### WHAT IS NEEDED
Check each line below for the word "solik", and copy those that have it.

## Begin

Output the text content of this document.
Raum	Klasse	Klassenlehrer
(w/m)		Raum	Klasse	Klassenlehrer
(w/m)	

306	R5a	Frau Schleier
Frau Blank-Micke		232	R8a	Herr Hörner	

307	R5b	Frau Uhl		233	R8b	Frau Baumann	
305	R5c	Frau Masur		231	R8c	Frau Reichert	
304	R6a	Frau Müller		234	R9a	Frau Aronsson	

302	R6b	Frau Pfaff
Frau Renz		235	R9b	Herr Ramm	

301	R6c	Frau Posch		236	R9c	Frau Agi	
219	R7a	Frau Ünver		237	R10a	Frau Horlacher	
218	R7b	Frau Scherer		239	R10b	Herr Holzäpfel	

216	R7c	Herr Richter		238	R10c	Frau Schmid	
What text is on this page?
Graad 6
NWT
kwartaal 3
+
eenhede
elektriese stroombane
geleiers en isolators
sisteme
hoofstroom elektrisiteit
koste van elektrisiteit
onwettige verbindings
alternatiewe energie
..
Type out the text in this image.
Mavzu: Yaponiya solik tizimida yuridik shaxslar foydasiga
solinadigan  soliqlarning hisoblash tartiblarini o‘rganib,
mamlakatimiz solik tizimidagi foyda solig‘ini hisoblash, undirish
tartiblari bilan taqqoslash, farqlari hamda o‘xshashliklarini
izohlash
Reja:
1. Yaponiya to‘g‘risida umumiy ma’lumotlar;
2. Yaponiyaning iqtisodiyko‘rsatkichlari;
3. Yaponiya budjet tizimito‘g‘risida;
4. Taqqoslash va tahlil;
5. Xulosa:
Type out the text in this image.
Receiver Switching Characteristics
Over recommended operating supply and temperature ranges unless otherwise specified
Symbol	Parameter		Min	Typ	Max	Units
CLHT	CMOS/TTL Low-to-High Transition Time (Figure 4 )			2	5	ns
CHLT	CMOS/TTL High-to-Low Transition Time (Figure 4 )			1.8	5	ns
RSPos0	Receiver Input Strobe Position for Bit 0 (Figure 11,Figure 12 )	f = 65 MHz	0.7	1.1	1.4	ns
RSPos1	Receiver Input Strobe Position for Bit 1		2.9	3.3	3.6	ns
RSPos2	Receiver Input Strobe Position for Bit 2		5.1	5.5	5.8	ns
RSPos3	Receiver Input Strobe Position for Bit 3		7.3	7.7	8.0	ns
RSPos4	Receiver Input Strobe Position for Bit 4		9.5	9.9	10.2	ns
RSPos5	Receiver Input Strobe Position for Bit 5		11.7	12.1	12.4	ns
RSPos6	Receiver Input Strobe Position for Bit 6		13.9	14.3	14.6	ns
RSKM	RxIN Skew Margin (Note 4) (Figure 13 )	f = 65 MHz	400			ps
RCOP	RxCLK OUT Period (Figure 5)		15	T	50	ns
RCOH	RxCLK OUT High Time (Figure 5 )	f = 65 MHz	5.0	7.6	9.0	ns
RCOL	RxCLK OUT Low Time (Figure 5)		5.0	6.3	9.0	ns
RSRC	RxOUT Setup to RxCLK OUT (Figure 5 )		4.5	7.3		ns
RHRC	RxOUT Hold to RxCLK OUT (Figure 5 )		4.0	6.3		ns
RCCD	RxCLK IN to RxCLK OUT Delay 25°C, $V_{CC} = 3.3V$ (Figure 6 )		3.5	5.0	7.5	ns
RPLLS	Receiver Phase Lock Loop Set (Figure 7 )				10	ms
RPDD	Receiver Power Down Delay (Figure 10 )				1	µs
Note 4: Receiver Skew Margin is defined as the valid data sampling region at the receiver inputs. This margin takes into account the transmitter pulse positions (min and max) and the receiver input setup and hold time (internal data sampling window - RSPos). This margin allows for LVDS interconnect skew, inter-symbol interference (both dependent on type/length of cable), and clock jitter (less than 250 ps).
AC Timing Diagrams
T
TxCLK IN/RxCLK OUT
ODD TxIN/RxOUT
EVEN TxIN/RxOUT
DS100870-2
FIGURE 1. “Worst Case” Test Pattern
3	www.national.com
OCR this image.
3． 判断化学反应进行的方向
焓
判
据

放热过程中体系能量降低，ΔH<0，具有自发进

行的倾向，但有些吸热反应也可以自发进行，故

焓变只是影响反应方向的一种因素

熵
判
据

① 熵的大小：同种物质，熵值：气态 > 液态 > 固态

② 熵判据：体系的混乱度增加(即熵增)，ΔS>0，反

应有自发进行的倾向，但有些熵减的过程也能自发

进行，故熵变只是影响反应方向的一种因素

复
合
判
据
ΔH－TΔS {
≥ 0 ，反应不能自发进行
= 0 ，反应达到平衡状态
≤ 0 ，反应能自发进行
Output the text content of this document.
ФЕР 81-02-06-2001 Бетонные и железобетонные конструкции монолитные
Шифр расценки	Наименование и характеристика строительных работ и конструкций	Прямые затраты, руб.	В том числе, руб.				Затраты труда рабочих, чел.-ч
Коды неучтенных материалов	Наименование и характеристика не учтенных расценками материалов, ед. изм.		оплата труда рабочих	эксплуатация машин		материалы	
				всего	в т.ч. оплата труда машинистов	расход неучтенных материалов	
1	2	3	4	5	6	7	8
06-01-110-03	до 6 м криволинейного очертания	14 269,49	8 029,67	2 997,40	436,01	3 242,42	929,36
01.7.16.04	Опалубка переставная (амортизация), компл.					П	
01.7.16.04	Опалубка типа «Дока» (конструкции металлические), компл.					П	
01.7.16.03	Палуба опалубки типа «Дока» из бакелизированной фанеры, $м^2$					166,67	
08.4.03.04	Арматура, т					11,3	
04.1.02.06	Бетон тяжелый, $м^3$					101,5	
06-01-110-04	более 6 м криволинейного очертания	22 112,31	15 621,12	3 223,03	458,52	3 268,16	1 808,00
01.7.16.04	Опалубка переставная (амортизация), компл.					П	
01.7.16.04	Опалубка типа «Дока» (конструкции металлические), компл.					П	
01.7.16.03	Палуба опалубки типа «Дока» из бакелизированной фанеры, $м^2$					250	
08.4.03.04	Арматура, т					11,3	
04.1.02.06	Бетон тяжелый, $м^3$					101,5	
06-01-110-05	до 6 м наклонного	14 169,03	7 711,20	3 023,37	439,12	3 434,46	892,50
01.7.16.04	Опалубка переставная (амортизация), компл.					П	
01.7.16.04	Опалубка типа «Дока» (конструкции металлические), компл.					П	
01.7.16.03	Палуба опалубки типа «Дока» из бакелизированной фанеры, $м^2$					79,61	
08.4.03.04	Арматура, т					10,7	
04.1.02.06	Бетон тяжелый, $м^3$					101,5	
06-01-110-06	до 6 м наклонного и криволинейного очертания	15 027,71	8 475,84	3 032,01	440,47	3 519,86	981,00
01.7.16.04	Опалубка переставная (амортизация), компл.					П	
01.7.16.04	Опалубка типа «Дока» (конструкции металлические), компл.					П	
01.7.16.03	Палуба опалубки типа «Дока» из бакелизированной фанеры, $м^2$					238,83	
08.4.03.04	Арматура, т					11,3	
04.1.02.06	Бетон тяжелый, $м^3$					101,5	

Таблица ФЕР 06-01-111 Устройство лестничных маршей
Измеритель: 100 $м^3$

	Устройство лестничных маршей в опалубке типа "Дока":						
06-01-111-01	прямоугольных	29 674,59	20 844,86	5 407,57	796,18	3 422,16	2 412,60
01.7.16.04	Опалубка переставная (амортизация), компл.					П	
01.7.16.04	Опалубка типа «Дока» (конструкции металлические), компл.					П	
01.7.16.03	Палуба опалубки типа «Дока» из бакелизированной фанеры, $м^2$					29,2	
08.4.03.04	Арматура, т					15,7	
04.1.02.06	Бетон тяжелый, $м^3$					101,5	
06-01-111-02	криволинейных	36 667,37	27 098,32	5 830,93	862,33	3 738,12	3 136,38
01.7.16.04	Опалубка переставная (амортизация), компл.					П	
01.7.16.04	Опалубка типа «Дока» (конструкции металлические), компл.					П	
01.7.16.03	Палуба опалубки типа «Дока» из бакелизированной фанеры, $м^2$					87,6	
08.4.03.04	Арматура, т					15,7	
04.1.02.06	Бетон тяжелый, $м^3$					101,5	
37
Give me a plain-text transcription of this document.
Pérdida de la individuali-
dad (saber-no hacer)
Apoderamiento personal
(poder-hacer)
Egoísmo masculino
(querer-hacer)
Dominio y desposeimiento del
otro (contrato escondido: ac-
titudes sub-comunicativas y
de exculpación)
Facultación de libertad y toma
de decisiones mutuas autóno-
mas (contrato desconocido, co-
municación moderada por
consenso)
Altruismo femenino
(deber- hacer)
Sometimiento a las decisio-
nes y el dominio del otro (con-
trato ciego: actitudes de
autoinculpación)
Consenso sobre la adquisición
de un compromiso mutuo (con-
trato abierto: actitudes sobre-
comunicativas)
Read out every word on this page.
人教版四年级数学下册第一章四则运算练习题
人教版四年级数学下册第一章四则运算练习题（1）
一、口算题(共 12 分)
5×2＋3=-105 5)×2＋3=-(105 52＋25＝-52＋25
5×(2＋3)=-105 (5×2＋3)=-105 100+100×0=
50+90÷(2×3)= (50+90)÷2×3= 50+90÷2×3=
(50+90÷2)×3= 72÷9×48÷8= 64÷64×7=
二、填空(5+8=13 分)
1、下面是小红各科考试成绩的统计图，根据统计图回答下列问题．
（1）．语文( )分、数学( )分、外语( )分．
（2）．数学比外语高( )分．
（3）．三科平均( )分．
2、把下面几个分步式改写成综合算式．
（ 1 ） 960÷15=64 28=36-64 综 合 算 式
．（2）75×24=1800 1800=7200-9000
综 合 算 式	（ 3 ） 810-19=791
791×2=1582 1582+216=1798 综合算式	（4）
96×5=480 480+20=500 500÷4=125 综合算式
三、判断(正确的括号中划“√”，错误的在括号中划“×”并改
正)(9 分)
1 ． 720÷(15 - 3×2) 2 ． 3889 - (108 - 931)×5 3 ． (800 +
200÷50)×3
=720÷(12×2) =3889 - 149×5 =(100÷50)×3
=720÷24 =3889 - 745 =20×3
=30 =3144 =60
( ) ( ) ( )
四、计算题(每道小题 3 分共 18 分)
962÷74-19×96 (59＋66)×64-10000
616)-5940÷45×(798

## End

### RESPONSE FOR THIS EXERCISE
Mavzu: Yaponiya solik tizimida yuridik shaxslar foydasiga
mamlakatimiz solik tizimidagi foyda solig‘ini hisoblash, undirish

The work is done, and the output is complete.